#### [Exercise instructions]
Pull out all lines from the listing below in which the word "Shared" appears.

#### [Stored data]
_ _ _

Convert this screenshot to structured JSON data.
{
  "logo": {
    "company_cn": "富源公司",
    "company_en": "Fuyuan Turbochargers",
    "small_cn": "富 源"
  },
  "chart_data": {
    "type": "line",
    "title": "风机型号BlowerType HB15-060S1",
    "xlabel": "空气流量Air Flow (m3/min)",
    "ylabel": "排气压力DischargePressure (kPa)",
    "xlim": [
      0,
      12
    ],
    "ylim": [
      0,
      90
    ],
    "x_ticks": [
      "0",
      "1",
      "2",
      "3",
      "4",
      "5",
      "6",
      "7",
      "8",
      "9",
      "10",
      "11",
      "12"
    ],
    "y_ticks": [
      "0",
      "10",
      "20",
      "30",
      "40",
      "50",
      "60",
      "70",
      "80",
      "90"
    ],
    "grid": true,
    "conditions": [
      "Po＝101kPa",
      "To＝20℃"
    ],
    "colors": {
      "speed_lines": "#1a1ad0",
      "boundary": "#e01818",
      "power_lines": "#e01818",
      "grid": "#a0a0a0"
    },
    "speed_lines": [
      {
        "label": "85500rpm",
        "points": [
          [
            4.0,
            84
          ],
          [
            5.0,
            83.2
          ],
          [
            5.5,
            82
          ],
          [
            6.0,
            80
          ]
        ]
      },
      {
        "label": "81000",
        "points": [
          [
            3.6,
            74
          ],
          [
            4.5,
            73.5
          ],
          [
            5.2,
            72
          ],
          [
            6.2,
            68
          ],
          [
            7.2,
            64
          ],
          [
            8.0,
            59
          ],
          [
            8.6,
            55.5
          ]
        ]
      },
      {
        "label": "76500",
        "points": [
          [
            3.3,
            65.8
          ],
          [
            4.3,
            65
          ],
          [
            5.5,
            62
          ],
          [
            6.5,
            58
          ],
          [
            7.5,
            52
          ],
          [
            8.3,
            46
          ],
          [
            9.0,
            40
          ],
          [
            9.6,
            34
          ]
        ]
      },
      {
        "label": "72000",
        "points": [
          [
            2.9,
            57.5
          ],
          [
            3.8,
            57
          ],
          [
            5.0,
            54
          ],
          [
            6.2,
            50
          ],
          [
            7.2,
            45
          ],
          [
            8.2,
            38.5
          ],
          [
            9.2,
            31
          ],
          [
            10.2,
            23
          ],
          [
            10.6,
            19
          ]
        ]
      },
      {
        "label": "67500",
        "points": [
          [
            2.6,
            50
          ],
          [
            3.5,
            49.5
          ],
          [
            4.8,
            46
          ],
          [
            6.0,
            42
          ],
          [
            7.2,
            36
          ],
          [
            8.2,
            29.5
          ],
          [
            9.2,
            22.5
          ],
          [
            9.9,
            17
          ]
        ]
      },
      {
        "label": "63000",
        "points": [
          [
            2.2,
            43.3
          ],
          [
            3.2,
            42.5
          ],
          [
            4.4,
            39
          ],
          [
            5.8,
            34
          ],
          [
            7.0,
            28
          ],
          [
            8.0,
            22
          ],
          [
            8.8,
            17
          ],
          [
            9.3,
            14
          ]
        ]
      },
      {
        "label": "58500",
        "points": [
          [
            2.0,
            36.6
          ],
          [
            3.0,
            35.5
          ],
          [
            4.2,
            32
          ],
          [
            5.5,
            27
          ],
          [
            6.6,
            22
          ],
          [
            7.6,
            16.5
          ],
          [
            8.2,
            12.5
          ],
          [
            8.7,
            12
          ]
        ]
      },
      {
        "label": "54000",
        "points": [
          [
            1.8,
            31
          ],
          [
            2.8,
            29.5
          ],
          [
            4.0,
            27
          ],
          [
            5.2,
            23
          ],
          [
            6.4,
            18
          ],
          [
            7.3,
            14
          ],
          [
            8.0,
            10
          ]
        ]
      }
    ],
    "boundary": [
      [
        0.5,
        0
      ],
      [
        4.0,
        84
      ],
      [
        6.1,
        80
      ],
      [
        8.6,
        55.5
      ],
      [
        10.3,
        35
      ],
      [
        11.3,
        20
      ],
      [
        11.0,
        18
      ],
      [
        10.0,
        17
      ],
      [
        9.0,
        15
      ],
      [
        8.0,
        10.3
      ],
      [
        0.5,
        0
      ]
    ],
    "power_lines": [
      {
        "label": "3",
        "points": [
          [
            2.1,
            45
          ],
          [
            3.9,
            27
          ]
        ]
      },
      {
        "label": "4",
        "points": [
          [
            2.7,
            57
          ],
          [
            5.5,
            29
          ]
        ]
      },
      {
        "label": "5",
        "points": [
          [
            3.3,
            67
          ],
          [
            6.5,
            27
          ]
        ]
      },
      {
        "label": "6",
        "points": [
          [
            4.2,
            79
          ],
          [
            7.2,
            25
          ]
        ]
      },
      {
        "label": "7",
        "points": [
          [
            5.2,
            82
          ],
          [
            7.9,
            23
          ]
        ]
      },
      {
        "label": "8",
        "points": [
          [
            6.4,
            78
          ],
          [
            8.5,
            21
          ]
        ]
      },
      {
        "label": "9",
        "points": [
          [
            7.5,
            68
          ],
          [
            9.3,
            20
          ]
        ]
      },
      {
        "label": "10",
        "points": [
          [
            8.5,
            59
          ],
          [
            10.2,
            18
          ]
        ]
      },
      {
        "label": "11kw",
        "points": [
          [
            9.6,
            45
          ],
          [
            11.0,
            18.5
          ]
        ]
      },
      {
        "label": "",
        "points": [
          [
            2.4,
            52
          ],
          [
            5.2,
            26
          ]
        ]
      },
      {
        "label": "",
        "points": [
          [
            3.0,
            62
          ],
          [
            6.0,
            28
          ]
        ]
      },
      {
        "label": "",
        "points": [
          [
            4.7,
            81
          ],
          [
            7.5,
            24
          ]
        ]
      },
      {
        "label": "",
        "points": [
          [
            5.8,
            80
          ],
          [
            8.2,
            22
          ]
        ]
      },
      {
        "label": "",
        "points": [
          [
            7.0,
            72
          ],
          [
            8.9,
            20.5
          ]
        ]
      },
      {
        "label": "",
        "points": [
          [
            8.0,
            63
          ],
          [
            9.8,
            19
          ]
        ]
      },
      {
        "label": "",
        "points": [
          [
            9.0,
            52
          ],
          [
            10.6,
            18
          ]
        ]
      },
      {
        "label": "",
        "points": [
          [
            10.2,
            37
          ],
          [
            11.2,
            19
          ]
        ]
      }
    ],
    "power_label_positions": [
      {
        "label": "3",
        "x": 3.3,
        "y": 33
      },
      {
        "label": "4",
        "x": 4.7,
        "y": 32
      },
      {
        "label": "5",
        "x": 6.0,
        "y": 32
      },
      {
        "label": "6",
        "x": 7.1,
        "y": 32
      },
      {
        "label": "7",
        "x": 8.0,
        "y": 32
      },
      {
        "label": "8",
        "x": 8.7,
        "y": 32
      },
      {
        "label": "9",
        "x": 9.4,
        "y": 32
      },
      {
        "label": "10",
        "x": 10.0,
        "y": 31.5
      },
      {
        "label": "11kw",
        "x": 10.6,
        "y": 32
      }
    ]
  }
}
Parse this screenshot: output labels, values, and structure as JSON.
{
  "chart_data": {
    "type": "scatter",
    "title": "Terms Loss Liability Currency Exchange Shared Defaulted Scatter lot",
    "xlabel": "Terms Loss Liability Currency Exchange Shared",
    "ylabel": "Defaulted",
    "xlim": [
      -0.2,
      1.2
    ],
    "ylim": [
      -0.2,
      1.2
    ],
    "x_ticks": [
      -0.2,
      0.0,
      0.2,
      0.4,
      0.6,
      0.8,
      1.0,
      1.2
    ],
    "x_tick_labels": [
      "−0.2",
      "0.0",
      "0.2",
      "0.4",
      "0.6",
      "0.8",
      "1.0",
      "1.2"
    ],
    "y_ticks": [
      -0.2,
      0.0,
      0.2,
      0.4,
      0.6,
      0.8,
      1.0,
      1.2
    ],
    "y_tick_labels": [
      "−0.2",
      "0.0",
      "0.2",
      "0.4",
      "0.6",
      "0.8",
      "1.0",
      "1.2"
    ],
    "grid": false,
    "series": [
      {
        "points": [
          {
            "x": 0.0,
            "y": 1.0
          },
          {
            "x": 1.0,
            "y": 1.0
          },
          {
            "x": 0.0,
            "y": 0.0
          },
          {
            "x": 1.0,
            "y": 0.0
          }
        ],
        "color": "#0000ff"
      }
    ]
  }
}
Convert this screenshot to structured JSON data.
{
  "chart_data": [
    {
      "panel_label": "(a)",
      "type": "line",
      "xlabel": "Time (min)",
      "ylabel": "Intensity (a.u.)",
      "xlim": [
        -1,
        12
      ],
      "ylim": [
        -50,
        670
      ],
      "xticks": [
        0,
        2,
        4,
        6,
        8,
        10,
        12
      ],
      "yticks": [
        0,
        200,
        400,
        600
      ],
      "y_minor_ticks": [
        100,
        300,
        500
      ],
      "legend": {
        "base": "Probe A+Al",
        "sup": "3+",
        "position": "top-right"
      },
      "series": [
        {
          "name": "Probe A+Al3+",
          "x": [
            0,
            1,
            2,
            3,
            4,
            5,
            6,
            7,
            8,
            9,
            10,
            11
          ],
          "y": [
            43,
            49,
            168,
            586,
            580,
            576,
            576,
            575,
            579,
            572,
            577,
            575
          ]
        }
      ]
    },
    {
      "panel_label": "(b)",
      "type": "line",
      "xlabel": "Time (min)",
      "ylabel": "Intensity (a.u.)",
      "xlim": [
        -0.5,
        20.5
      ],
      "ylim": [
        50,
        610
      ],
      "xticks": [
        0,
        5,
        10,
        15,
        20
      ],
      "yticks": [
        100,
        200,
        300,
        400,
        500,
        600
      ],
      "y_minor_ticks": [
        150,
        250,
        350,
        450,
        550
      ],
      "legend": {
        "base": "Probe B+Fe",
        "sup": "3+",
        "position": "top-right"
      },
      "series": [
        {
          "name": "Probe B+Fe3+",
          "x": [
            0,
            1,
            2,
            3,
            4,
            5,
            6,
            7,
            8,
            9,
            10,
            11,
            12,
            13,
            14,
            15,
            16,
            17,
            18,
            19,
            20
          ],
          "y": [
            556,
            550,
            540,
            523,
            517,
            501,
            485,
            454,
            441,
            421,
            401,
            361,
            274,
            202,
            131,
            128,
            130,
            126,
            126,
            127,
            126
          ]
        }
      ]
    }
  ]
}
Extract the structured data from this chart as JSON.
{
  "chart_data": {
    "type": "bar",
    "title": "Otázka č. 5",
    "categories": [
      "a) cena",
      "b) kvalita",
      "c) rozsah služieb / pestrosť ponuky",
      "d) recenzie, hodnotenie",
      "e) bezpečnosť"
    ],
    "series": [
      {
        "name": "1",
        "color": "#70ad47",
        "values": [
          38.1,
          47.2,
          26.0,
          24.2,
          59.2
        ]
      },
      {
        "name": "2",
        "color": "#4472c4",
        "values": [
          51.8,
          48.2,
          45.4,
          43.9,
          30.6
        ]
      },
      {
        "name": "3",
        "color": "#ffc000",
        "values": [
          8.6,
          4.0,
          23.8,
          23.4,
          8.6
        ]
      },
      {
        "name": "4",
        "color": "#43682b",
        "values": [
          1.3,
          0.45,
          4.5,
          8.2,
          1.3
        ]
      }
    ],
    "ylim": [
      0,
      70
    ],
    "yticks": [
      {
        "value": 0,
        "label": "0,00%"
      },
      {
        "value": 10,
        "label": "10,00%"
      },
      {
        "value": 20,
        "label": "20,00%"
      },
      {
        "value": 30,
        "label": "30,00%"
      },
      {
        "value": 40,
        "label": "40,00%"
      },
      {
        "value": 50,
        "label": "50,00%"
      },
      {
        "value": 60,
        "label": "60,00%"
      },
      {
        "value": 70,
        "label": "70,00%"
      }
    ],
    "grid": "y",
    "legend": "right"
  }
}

_ _ _

#### [Solution to this problem]
    "title": "Terms Loss Liability Currency Exchange Shared Defaulted Scatter lot",
    "xlabel": "Terms Loss Liability Currency Exchange Shared",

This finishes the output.